## Task requirements
Repeat the data verbatim.
═════ Input material ═════
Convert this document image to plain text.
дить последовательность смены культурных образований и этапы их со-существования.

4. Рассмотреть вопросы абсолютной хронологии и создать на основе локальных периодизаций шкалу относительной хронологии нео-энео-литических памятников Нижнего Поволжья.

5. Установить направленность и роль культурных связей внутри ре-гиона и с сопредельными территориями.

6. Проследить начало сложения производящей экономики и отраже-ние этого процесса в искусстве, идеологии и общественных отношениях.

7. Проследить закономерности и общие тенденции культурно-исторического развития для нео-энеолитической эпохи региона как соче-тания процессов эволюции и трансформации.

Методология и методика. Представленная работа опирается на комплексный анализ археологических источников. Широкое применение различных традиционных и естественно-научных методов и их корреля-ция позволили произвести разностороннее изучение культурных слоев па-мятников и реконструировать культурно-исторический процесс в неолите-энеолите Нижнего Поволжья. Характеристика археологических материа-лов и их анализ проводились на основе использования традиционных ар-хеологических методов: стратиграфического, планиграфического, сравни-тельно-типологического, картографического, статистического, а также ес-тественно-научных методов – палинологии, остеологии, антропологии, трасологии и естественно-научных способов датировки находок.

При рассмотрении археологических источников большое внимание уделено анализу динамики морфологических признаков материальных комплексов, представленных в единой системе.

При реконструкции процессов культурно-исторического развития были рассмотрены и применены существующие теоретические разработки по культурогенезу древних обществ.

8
═════
## Problem solution
Convert this document image to plain text.
дить последовательность смены культурных образований и этапы их со-существования.

4. Рассмотреть вопросы абсолютной хронологии и создать на основе локальных периодизаций шкалу относительной хронологии нео-энео-литических памятников Нижнего Поволжья.

5. Установить направленность и роль культурных связей внутри ре-гиона и с сопредельными территориями.

6. Проследить начало сложения производящей экономики и отраже-ние этого процесса в искусстве, идеологии и общественных отношениях.

7. Проследить закономерности и общие тенденции культурно-исторического развития для нео-энеолитической эпохи региона как соче-тания процессов эволюции и трансформации.

Методология и методика. Представленная работа опирается на комплексный анализ археологических источников. Широкое применение различных традиционных и естественно-научных методов и их корреля-ция позволили произвести разностороннее изучение культурных слоев па-мятников и реконструировать культурно-исторический процесс в неолите-энеолите Нижнего Поволжья. Характеристика археологических материа-лов и их анализ проводились на основе использования традиционных ар-хеологических методов: стратиграфического, планиграфического, сравни-тельно-типологического, картографического, статистического, а также ес-тественно-научных методов – палинологии, остеологии, антропологии, трасологии и естественно-научных способов датировки находок.

При рассмотрении археологических источников большое внимание уделено анализу динамики морфологических признаков материальных комплексов, представленных в единой системе.

При реконструкции процессов культурно-исторического развития были рассмотрены и применены существующие теоретические разработки по культурогенезу древних обществ.

8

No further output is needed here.